[START OF Available records]
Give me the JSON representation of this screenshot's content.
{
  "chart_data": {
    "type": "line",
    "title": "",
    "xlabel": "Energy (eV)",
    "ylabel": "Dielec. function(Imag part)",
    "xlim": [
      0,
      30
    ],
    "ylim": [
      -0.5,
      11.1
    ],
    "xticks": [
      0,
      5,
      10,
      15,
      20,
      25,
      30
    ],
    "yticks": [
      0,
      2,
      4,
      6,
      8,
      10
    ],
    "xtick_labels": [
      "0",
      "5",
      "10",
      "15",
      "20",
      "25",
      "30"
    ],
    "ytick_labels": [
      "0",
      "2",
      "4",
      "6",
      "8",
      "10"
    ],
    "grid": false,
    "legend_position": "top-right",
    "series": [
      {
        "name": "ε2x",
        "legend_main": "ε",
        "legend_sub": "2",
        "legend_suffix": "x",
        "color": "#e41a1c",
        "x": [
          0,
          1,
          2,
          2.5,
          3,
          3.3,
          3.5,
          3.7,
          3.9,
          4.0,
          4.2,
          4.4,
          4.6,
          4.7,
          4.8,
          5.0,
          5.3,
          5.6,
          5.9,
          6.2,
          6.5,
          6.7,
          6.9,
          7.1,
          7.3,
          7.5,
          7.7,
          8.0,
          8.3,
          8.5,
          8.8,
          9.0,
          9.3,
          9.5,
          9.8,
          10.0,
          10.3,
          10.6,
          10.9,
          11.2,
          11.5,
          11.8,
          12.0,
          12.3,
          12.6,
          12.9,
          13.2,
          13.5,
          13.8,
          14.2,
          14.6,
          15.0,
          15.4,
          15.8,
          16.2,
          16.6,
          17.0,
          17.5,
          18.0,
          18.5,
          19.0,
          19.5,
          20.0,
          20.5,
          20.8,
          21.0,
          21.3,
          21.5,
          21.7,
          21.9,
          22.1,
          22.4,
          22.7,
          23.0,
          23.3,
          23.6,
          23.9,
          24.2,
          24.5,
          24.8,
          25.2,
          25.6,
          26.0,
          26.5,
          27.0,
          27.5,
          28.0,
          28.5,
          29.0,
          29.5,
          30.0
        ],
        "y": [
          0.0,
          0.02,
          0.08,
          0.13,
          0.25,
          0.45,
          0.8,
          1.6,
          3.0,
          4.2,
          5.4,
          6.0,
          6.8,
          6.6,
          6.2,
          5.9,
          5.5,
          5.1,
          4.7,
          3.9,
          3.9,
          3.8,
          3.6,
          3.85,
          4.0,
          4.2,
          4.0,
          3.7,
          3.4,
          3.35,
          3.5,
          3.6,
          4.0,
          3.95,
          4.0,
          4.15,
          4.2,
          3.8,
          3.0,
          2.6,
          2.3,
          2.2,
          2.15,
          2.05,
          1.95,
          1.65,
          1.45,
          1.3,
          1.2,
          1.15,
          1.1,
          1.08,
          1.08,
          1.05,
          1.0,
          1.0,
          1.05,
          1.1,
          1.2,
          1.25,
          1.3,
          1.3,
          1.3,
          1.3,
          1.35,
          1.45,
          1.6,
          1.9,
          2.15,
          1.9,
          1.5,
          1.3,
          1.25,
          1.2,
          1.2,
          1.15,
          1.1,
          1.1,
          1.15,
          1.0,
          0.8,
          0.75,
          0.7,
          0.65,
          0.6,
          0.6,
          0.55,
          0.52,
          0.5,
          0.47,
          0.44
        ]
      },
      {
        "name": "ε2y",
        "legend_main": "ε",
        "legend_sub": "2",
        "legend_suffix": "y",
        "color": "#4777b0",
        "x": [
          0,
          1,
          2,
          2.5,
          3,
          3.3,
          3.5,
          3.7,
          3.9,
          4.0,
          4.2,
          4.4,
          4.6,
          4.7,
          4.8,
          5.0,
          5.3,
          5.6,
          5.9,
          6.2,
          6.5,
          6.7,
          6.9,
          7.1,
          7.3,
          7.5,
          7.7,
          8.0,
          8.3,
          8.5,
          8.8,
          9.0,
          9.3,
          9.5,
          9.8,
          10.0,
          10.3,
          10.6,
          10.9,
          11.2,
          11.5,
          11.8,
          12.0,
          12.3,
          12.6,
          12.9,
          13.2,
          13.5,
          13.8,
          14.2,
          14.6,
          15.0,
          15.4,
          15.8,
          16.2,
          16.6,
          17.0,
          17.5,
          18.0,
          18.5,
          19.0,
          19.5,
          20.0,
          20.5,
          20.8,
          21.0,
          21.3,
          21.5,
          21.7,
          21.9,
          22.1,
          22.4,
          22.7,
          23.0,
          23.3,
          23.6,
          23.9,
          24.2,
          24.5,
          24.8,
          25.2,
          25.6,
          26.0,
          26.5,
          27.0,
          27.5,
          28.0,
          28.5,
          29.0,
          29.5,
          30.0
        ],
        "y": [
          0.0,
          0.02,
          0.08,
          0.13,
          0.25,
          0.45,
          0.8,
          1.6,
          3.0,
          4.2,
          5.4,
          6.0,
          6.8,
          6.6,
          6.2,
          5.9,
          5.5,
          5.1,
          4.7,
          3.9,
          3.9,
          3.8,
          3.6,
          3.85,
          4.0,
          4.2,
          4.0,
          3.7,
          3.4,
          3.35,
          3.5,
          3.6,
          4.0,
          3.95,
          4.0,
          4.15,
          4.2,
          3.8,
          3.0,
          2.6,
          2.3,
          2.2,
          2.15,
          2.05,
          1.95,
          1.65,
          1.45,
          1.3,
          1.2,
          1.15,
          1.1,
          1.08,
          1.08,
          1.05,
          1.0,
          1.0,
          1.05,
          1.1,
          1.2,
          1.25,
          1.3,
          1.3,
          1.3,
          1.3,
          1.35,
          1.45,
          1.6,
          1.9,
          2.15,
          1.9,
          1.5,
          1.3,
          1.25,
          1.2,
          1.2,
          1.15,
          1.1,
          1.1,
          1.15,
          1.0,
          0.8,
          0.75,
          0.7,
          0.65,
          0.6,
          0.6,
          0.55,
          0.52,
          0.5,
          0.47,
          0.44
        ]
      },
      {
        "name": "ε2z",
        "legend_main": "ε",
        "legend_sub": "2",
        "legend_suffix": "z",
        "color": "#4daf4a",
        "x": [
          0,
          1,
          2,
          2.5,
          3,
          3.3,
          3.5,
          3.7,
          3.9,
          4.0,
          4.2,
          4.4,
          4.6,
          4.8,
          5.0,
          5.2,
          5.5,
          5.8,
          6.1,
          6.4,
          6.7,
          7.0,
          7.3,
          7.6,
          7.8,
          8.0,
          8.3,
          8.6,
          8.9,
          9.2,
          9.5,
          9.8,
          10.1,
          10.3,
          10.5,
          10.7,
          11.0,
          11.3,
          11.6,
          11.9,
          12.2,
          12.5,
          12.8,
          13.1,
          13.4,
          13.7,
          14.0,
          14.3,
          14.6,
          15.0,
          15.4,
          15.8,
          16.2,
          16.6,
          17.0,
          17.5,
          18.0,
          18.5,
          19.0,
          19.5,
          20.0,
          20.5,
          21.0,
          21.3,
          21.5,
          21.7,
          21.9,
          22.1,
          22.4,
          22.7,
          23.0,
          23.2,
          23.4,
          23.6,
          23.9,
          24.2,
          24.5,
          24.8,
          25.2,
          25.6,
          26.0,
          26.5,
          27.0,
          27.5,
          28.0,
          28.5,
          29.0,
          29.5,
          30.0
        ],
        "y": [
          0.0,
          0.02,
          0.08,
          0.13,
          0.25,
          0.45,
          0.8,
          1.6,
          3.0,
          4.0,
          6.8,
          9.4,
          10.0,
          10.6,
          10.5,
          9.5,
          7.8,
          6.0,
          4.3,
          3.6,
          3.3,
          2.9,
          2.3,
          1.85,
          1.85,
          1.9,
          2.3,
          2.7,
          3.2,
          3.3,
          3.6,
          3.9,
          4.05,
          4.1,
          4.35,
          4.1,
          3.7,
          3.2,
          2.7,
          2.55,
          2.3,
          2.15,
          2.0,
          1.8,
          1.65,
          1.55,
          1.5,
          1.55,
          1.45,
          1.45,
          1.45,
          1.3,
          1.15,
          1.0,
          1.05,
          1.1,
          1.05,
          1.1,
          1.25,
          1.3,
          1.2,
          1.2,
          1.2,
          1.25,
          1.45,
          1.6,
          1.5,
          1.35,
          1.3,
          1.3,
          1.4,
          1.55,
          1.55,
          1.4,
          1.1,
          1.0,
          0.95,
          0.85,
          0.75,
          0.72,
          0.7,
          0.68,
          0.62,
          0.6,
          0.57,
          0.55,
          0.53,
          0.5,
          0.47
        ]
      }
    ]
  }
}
[END OF Available records]
- [Task directions]:
For the listing above, identify each line bearing "color".

- [Exercise output]:
        "color": "#e41a1c",
        "color": "#4777b0",
        "color": "#4daf4a",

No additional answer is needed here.